--- START ---

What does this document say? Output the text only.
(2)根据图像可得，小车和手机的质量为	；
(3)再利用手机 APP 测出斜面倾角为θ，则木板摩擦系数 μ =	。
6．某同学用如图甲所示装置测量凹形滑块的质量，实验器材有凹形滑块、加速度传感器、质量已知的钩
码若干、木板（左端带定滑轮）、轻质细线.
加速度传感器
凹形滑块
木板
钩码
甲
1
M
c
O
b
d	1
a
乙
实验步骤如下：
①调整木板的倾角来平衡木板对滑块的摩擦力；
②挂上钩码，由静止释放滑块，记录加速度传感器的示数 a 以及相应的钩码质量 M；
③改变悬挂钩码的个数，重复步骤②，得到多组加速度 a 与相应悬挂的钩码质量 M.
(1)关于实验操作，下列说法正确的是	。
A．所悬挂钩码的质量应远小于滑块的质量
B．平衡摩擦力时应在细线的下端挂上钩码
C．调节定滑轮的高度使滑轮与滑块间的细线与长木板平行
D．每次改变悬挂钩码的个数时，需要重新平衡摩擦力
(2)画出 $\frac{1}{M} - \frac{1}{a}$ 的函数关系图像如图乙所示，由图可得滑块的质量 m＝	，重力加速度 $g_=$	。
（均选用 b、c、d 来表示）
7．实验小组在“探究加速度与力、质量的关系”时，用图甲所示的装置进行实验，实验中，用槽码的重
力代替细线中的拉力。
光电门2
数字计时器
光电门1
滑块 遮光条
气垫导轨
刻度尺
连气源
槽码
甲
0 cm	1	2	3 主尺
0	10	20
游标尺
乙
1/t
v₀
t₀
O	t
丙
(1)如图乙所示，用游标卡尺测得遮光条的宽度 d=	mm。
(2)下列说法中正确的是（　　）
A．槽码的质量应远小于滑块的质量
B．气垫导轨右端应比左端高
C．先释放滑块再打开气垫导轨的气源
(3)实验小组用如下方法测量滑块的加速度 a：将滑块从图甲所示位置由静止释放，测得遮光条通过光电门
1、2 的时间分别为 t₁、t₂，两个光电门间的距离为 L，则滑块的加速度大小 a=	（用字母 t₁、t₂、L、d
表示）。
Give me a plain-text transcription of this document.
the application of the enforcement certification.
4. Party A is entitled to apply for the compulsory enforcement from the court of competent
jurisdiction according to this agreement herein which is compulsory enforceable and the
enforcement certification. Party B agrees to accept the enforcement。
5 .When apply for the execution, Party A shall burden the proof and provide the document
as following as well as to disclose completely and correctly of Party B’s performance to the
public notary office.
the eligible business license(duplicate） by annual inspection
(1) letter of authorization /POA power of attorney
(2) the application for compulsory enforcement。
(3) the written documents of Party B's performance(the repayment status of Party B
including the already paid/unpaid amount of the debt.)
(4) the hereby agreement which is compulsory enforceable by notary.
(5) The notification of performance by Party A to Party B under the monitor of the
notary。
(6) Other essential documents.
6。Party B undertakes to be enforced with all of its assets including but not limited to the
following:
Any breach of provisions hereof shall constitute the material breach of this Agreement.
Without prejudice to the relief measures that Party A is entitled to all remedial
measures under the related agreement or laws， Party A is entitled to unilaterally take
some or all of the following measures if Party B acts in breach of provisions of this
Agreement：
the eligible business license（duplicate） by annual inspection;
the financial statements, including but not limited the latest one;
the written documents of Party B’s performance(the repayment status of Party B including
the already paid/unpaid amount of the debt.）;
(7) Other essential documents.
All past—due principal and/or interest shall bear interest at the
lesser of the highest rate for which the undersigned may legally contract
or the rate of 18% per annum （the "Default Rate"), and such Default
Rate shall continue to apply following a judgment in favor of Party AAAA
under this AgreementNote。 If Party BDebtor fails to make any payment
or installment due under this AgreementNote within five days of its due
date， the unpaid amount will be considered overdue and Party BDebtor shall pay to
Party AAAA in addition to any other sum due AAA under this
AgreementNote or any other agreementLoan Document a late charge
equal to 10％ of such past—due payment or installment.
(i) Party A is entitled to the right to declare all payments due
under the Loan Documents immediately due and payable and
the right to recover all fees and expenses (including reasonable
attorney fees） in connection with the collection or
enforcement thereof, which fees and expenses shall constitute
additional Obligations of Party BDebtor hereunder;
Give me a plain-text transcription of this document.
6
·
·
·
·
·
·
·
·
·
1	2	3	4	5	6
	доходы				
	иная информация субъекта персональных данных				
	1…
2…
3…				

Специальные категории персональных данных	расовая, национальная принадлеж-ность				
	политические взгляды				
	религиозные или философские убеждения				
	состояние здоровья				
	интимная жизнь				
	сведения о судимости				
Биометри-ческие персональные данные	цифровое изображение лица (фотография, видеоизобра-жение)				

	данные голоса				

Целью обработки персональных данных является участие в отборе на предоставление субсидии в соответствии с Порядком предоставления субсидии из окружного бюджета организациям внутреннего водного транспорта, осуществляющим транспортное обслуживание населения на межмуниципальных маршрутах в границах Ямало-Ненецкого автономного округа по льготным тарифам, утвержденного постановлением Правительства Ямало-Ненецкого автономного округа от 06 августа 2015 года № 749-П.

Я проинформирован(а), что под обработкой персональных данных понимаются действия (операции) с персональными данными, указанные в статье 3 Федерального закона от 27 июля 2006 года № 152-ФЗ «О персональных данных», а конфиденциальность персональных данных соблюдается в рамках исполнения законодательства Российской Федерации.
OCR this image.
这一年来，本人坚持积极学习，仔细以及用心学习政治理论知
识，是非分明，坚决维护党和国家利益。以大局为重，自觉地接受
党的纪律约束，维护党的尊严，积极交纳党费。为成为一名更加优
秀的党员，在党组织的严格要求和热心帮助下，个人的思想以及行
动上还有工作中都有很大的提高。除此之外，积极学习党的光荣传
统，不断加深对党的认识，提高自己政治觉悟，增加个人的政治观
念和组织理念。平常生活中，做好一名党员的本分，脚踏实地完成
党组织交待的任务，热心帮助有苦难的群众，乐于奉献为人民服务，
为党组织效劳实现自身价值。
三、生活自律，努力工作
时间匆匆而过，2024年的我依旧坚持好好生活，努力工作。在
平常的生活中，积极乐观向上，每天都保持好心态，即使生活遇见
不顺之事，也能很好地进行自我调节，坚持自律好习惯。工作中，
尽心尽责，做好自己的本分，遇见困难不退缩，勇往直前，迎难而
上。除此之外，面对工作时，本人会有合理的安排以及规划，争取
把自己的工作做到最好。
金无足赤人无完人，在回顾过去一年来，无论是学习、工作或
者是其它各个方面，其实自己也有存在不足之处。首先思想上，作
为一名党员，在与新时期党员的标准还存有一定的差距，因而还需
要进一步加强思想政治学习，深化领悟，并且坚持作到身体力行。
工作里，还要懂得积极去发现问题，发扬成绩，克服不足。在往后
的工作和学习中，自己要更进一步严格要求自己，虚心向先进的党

--- END ---

TASK GOAL =>
Reproduce the material above exactly; please quote every line of it.

FINAL RESULT =>
What does this document say? Output the text only.
(2)根据图像可得，小车和手机的质量为	；
(3)再利用手机 APP 测出斜面倾角为θ，则木板摩擦系数 μ =	。
6．某同学用如图甲所示装置测量凹形滑块的质量，实验器材有凹形滑块、加速度传感器、质量已知的钩
码若干、木板（左端带定滑轮）、轻质细线.
加速度传感器
凹形滑块
木板
钩码
甲
1
M
c
O
b
d	1
a
乙
实验步骤如下：
①调整木板的倾角来平衡木板对滑块的摩擦力；
②挂上钩码，由静止释放滑块，记录加速度传感器的示数 a 以及相应的钩码质量 M；
③改变悬挂钩码的个数，重复步骤②，得到多组加速度 a 与相应悬挂的钩码质量 M.
(1)关于实验操作，下列说法正确的是	。
A．所悬挂钩码的质量应远小于滑块的质量
B．平衡摩擦力时应在细线的下端挂上钩码
C．调节定滑轮的高度使滑轮与滑块间的细线与长木板平行
D．每次改变悬挂钩码的个数时，需要重新平衡摩擦力
(2)画出 $\frac{1}{M} - \frac{1}{a}$ 的函数关系图像如图乙所示，由图可得滑块的质量 m＝	，重力加速度 $g_=$	。
（均选用 b、c、d 来表示）
7．实验小组在“探究加速度与力、质量的关系”时，用图甲所示的装置进行实验，实验中，用槽码的重
力代替细线中的拉力。
光电门2
数字计时器
光电门1
滑块 遮光条
气垫导轨
刻度尺
连气源
槽码
甲
0 cm	1	2	3 主尺
0	10	20
游标尺
乙
1/t
v₀
t₀
O	t
丙
(1)如图乙所示，用游标卡尺测得遮光条的宽度 d=	mm。
(2)下列说法中正确的是（　　）
A．槽码的质量应远小于滑块的质量
B．气垫导轨右端应比左端高
C．先释放滑块再打开气垫导轨的气源
(3)实验小组用如下方法测量滑块的加速度 a：将滑块从图甲所示位置由静止释放，测得遮光条通过光电门
1、2 的时间分别为 t₁、t₂，两个光电门间的距离为 L，则滑块的加速度大小 a=	（用字母 t₁、t₂、L、d
表示）。
Give me a plain-text transcription of this document.
the application of the enforcement certification.
4. Party A is entitled to apply for the compulsory enforcement from the court of competent
jurisdiction according to this agreement herein which is compulsory enforceable and the
enforcement certification. Party B agrees to accept the enforcement。
5 .When apply for the execution, Party A shall burden the proof and provide the document
as following as well as to disclose completely and correctly of Party B’s performance to the
public notary office.
the eligible business license(duplicate） by annual inspection
(1) letter of authorization /POA power of attorney
(2) the application for compulsory enforcement。
(3) the written documents of Party B's performance(the repayment status of Party B
including the already paid/unpaid amount of the debt.)
(4) the hereby agreement which is compulsory enforceable by notary.
(5) The notification of performance by Party A to Party B under the monitor of the
notary。
(6) Other essential documents.
6。Party B undertakes to be enforced with all of its assets including but not limited to the
following:
Any breach of provisions hereof shall constitute the material breach of this Agreement.
Without prejudice to the relief measures that Party A is entitled to all remedial
measures under the related agreement or laws， Party A is entitled to unilaterally take
some or all of the following measures if Party B acts in breach of provisions of this
Agreement：
the eligible business license（duplicate） by annual inspection;
the financial statements, including but not limited the latest one;
the written documents of Party B’s performance(the repayment status of Party B including
the already paid/unpaid amount of the debt.）;
(7) Other essential documents.
All past—due principal and/or interest shall bear interest at the
lesser of the highest rate for which the undersigned may legally contract
or the rate of 18% per annum （the "Default Rate"), and such Default
Rate shall continue to apply following a judgment in favor of Party AAAA
under this AgreementNote。 If Party BDebtor fails to make any payment
or installment due under this AgreementNote within five days of its due
date， the unpaid amount will be considered overdue and Party BDebtor shall pay to
Party AAAA in addition to any other sum due AAA under this
AgreementNote or any other agreementLoan Document a late charge
equal to 10％ of such past—due payment or installment.
(i) Party A is entitled to the right to declare all payments due
under the Loan Documents immediately due and payable and
the right to recover all fees and expenses (including reasonable
attorney fees） in connection with the collection or
enforcement thereof, which fees and expenses shall constitute
additional Obligations of Party BDebtor hereunder;
Give me a plain-text transcription of this document.
6
·
·
·
·
·
·
·
·
·
1	2	3	4	5	6
	доходы				
	иная информация субъекта персональных данных				
	1…
2…
3…				

Специальные категории персональных данных	расовая, национальная принадлеж-ность				
	политические взгляды				
	религиозные или философские убеждения				
	состояние здоровья				
	интимная жизнь				
	сведения о судимости				
Биометри-ческие персональные данные	цифровое изображение лица (фотография, видеоизобра-жение)				

	данные голоса				

Целью обработки персональных данных является участие в отборе на предоставление субсидии в соответствии с Порядком предоставления субсидии из окружного бюджета организациям внутреннего водного транспорта, осуществляющим транспортное обслуживание населения на межмуниципальных маршрутах в границах Ямало-Ненецкого автономного округа по льготным тарифам, утвержденного постановлением Правительства Ямало-Ненецкого автономного округа от 06 августа 2015 года № 749-П.

Я проинформирован(а), что под обработкой персональных данных понимаются действия (операции) с персональными данными, указанные в статье 3 Федерального закона от 27 июля 2006 года № 152-ФЗ «О персональных данных», а конфиденциальность персональных данных соблюдается в рамках исполнения законодательства Российской Федерации.
OCR this image.
这一年来，本人坚持积极学习，仔细以及用心学习政治理论知
识，是非分明，坚决维护党和国家利益。以大局为重，自觉地接受
党的纪律约束，维护党的尊严，积极交纳党费。为成为一名更加优
秀的党员，在党组织的严格要求和热心帮助下，个人的思想以及行
动上还有工作中都有很大的提高。除此之外，积极学习党的光荣传
统，不断加深对党的认识，提高自己政治觉悟，增加个人的政治观
念和组织理念。平常生活中，做好一名党员的本分，脚踏实地完成
党组织交待的任务，热心帮助有苦难的群众，乐于奉献为人民服务，
为党组织效劳实现自身价值。
三、生活自律，努力工作
时间匆匆而过，2024年的我依旧坚持好好生活，努力工作。在
平常的生活中，积极乐观向上，每天都保持好心态，即使生活遇见
不顺之事，也能很好地进行自我调节，坚持自律好习惯。工作中，
尽心尽责，做好自己的本分，遇见困难不退缩，勇往直前，迎难而
上。除此之外，面对工作时，本人会有合理的安排以及规划，争取
把自己的工作做到最好。
金无足赤人无完人，在回顾过去一年来，无论是学习、工作或
者是其它各个方面，其实自己也有存在不足之处。首先思想上，作
为一名党员，在与新时期党员的标准还存有一定的差距，因而还需
要进一步加强思想政治学习，深化领悟，并且坚持作到身体力行。
工作里，还要懂得积极去发现问题，发扬成绩，克服不足。在往后
的工作和学习中，自己要更进一步严格要求自己，虚心向先进的党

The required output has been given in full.